* **Stated exercise**
Copy each line of the data below exactly, leaving out pictures.

Dataset listings of figures
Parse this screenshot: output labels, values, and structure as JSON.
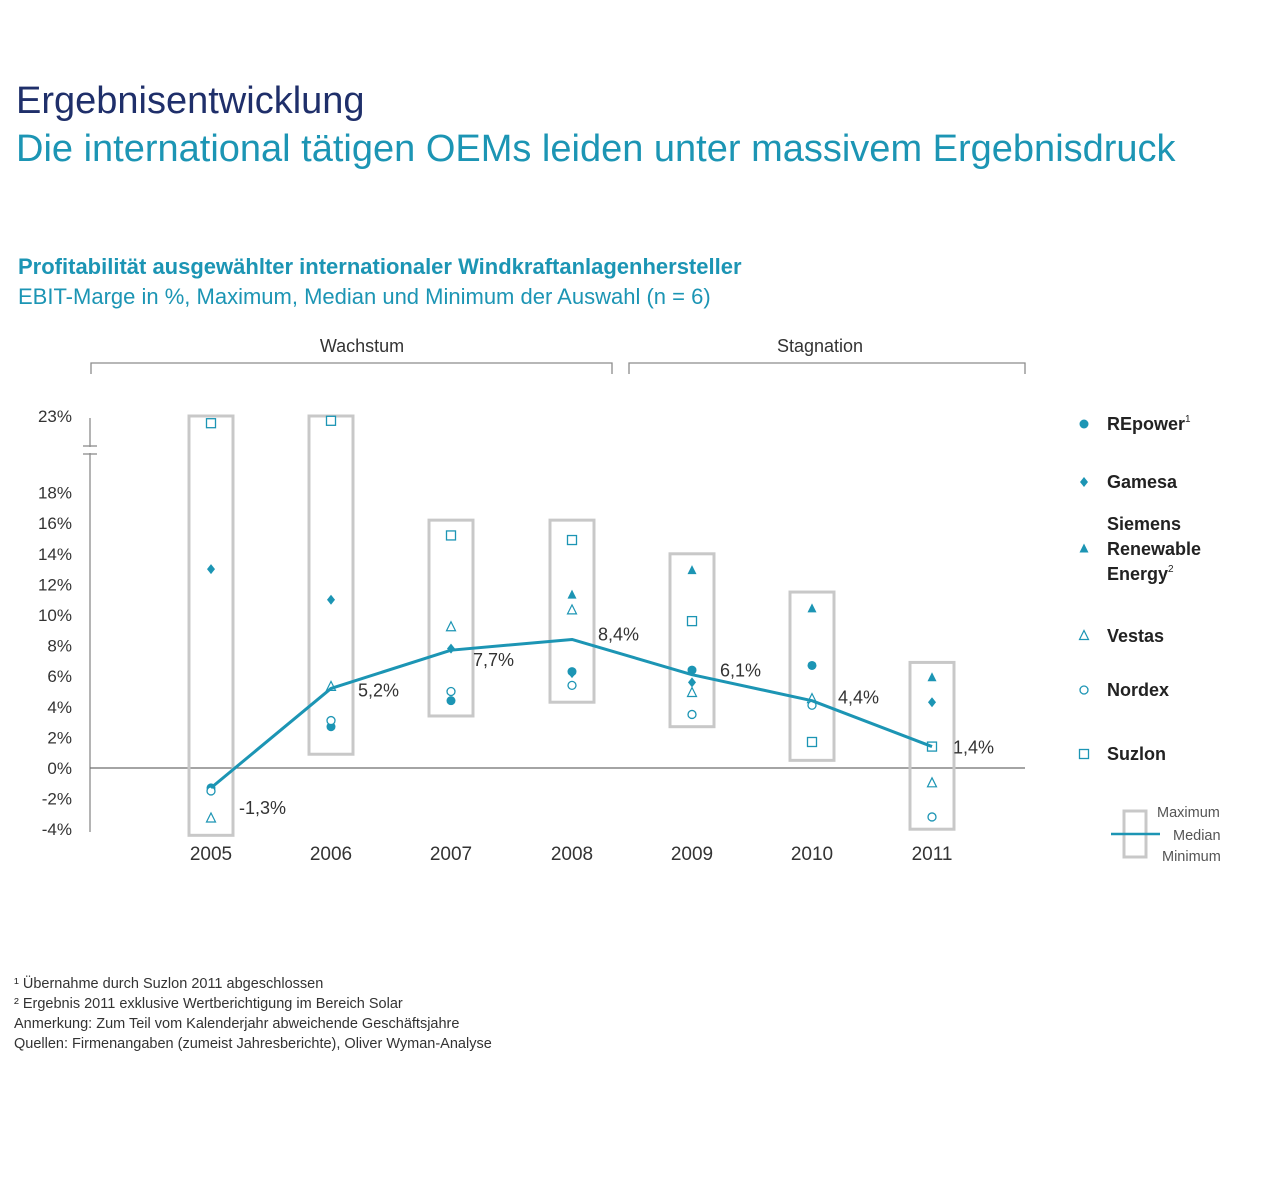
{
  "header": {
    "title": "Ergebnisentwicklung",
    "subtitle": "Die international tätigen OEMs leiden unter massivem Ergebnisdruck"
  },
  "chart_header": {
    "title": "Profitabilität ausgewählter internationaler Windkraftanlagenhersteller",
    "subtitle": "EBIT-Marge in %, Maximum, Median und Minimum der Auswahl (n = 6)"
  },
  "colors": {
    "accent": "#1c95b4",
    "box": "#c8c8c8",
    "axis": "#8c8c8c"
  },
  "chart_data": {
    "type": "scatter",
    "phases": [
      {
        "label": "Wachstum",
        "from": "2005",
        "to": "2008"
      },
      {
        "label": "Stagnation",
        "from": "2009",
        "to": "2011"
      }
    ],
    "categories": [
      "2005",
      "2006",
      "2007",
      "2008",
      "2009",
      "2010",
      "2011"
    ],
    "y_ticks": [
      "23%",
      "18%",
      "16%",
      "14%",
      "12%",
      "10%",
      "8%",
      "6%",
      "4%",
      "2%",
      "0%",
      "-2%",
      "-4%"
    ],
    "ylim": [
      -4,
      23
    ],
    "y_axis_break": "between 18% and 23%",
    "series": [
      {
        "name": "REpower",
        "footnote": "1",
        "marker": "circle-filled",
        "values": [
          -1.3,
          2.7,
          4.4,
          6.3,
          6.4,
          6.7,
          null
        ]
      },
      {
        "name": "Gamesa",
        "footnote": "",
        "marker": "diamond-filled",
        "values": [
          13.0,
          11.0,
          7.8,
          6.2,
          5.6,
          4.2,
          4.3
        ]
      },
      {
        "name": "Siemens Renewable Energy",
        "name_lines": [
          "Siemens",
          "Renewable",
          "Energy"
        ],
        "footnote": "2",
        "marker": "triangle-filled",
        "values": [
          null,
          null,
          null,
          11.3,
          12.9,
          10.4,
          5.9
        ]
      },
      {
        "name": "Vestas",
        "footnote": "",
        "marker": "triangle-open",
        "values": [
          -3.3,
          5.3,
          9.2,
          10.3,
          4.9,
          4.5,
          -1.0
        ]
      },
      {
        "name": "Nordex",
        "footnote": "",
        "marker": "circle-open",
        "values": [
          -1.5,
          3.1,
          5.0,
          5.4,
          3.5,
          4.1,
          -3.2
        ]
      },
      {
        "name": "Suzlon",
        "footnote": "",
        "marker": "square-open",
        "values": [
          22.4,
          22.6,
          15.2,
          14.9,
          9.6,
          1.7,
          1.4
        ]
      }
    ],
    "median": {
      "values": [
        -1.3,
        5.2,
        7.7,
        8.4,
        6.1,
        4.4,
        1.4
      ],
      "labels": [
        "-1,3%",
        "5,2%",
        "7,7%",
        "8,4%",
        "6,1%",
        "4,4%",
        "1,4%"
      ]
    },
    "range_boxes": [
      {
        "year": "2005",
        "max": 23.0,
        "min": -4.4
      },
      {
        "year": "2006",
        "max": 23.0,
        "min": 0.9
      },
      {
        "year": "2007",
        "max": 16.2,
        "min": 3.4
      },
      {
        "year": "2008",
        "max": 16.2,
        "min": 4.3
      },
      {
        "year": "2009",
        "max": 14.0,
        "min": 2.7
      },
      {
        "year": "2010",
        "max": 11.5,
        "min": 0.5
      },
      {
        "year": "2011",
        "max": 6.9,
        "min": -4.0
      }
    ],
    "legend_key": {
      "max_label": "Maximum",
      "median_label": "Median",
      "min_label": "Minimum"
    }
  },
  "footnotes": [
    "¹ Übernahme durch Suzlon 2011 abgeschlossen",
    "² Ergebnis 2011 exklusive Wertberichtigung im Bereich Solar",
    "Anmerkung: Zum Teil vom Kalenderjahr abweichende Geschäftsjahre",
    "Quellen: Firmenangaben (zumeist Jahresberichte), Oliver Wyman-Analyse"
  ]
}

* **Answer to this exercise**
Parse this screenshot: output labels, values, and structure as JSON.
{
  "header": {
    "title": "Ergebnisentwicklung",
    "subtitle": "Die international tätigen OEMs leiden unter massivem Ergebnisdruck"
  },
  "chart_header": {
    "title": "Profitabilität ausgewählter internationaler Windkraftanlagenhersteller",
    "subtitle": "EBIT-Marge in %, Maximum, Median und Minimum der Auswahl (n = 6)"
  },
  "colors": {
    "accent": "#1c95b4",
    "box": "#c8c8c8",
    "axis": "#8c8c8c"
  },
  "chart_data": {
    "type": "scatter",
    "phases": [
      {
        "label": "Wachstum",
        "from": "2005",
        "to": "2008"
      },
      {
        "label": "Stagnation",
        "from": "2009",
        "to": "2011"
      }
    ],
    "categories": [
      "2005",
      "2006",
      "2007",
      "2008",
      "2009",
      "2010",
      "2011"
    ],
    "y_ticks": [
      "23%",
      "18%",
      "16%",
      "14%",
      "12%",
      "10%",
      "8%",
      "6%",
      "4%",
      "2%",
      "0%",
      "-2%",
      "-4%"
    ],
    "ylim": [
      -4,
      23
    ],
    "y_axis_break": "between 18% and 23%",
    "series": [
      {
        "name": "REpower",
        "footnote": "1",
        "marker": "circle-filled",
        "values": [
          -1.3,
          2.7,
          4.4,
          6.3,
          6.4,
          6.7,
          null
        ]
      },
      {
        "name": "Gamesa",
        "footnote": "",
        "marker": "diamond-filled",
        "values": [
          13.0,
          11.0,
          7.8,
          6.2,
          5.6,
          4.2,
          4.3
        ]
      },
      {
        "name": "Siemens Renewable Energy",
        "name_lines": [
          "Siemens",
          "Renewable",
          "Energy"
        ],
        "footnote": "2",
        "marker": "triangle-filled",
        "values": [
          null,
          null,
          null,
          11.3,
          12.9,
          10.4,
          5.9
        ]
      },
      {
        "name": "Vestas",
        "footnote": "",
        "marker": "triangle-open",
        "values": [
          -3.3,
          5.3,
          9.2,
          10.3,
          4.9,
          4.5,
          -1.0
        ]
      },
      {
        "name": "Nordex",
        "footnote": "",
        "marker": "circle-open",
        "values": [
          -1.5,
          3.1,
          5.0,
          5.4,
          3.5,
          4.1,
          -3.2
        ]
      },
      {
        "name": "Suzlon",
        "footnote": "",
        "marker": "square-open",
        "values": [
          22.4,
          22.6,
          15.2,
          14.9,
          9.6,
          1.7,
          1.4
        ]
      }
    ],
    "median": {
      "values": [
        -1.3,
        5.2,
        7.7,
        8.4,
        6.1,
        4.4,
        1.4
      ],
      "labels": [
        "-1,3%",
        "5,2%",
        "7,7%",
        "8,4%",
        "6,1%",
        "4,4%",
        "1,4%"
      ]
    },
    "range_boxes": [
      {
        "year": "2005",
        "max": 23.0,
        "min": -4.4
      },
      {
        "year": "2006",
        "max": 23.0,
        "min": 0.9
      },
      {
        "year": "2007",
        "max": 16.2,
        "min": 3.4
      },
      {
        "year": "2008",
        "max": 16.2,
        "min": 4.3
      },
      {
        "year": "2009",
        "max": 14.0,
        "min": 2.7
      },
      {
        "year": "2010",
        "max": 11.5,
        "min": 0.5
      },
      {
        "year": "2011",
        "max": 6.9,
        "min": -4.0
      }
    ],
    "legend_key": {
      "max_label": "Maximum",
      "median_label": "Median",
      "min_label": "Minimum"
    }
  },
  "footnotes": [
    "¹ Übernahme durch Suzlon 2011 abgeschlossen",
    "² Ergebnis 2011 exklusive Wertberichtigung im Bereich Solar",
    "Anmerkung: Zum Teil vom Kalenderjahr abweichende Geschäftsjahre",
    "Quellen: Firmenangaben (zumeist Jahresberichte), Oliver Wyman-Analyse"
  ]
}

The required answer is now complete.